■ **REQUIRED TASK**
Can you transcribe every record below exactly as it appears?

■ **RECORDS SHOWN**
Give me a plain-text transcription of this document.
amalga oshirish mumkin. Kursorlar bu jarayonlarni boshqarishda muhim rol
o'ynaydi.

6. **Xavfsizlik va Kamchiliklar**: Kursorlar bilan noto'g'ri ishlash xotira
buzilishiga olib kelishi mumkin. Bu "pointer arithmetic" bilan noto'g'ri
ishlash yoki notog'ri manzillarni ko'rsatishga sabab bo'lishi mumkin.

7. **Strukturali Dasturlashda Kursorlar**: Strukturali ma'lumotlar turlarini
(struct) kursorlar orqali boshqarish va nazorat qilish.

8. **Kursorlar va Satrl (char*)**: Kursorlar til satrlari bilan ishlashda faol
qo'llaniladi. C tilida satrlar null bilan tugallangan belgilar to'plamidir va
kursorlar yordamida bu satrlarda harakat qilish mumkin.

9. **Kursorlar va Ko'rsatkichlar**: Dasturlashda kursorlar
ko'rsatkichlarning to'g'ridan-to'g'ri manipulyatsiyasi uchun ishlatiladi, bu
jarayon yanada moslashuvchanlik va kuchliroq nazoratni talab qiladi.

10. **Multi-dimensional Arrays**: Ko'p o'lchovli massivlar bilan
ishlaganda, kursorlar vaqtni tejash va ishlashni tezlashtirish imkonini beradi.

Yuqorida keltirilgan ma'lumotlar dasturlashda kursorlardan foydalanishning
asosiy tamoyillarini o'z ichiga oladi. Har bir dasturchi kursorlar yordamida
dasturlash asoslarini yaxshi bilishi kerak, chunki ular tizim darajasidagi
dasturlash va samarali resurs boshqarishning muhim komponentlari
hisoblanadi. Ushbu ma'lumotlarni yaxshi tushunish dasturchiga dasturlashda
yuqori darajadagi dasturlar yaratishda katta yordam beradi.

■ **FULL RESPONSE**
Give me a plain-text transcription of this document.
amalga oshirish mumkin. Kursorlar bu jarayonlarni boshqarishda muhim rol
o'ynaydi.

6. **Xavfsizlik va Kamchiliklar**: Kursorlar bilan noto'g'ri ishlash xotira
buzilishiga olib kelishi mumkin. Bu "pointer arithmetic" bilan noto'g'ri
ishlash yoki notog'ri manzillarni ko'rsatishga sabab bo'lishi mumkin.

7. **Strukturali Dasturlashda Kursorlar**: Strukturali ma'lumotlar turlarini
(struct) kursorlar orqali boshqarish va nazorat qilish.

8. **Kursorlar va Satrl (char*)**: Kursorlar til satrlari bilan ishlashda faol
qo'llaniladi. C tilida satrlar null bilan tugallangan belgilar to'plamidir va
kursorlar yordamida bu satrlarda harakat qilish mumkin.

9. **Kursorlar va Ko'rsatkichlar**: Dasturlashda kursorlar
ko'rsatkichlarning to'g'ridan-to'g'ri manipulyatsiyasi uchun ishlatiladi, bu
jarayon yanada moslashuvchanlik va kuchliroq nazoratni talab qiladi.

10. **Multi-dimensional Arrays**: Ko'p o'lchovli massivlar bilan
ishlaganda, kursorlar vaqtni tejash va ishlashni tezlashtirish imkonini beradi.

Yuqorida keltirilgan ma'lumotlar dasturlashda kursorlardan foydalanishning
asosiy tamoyillarini o'z ichiga oladi. Har bir dasturchi kursorlar yordamida
dasturlash asoslarini yaxshi bilishi kerak, chunki ular tizim darajasidagi
dasturlash va samarali resurs boshqarishning muhim komponentlari
hisoblanadi. Ushbu ma'lumotlarni yaxshi tushunish dasturchiga dasturlashda
yuqori darajadagi dasturlar yaratishda katta yordam beradi.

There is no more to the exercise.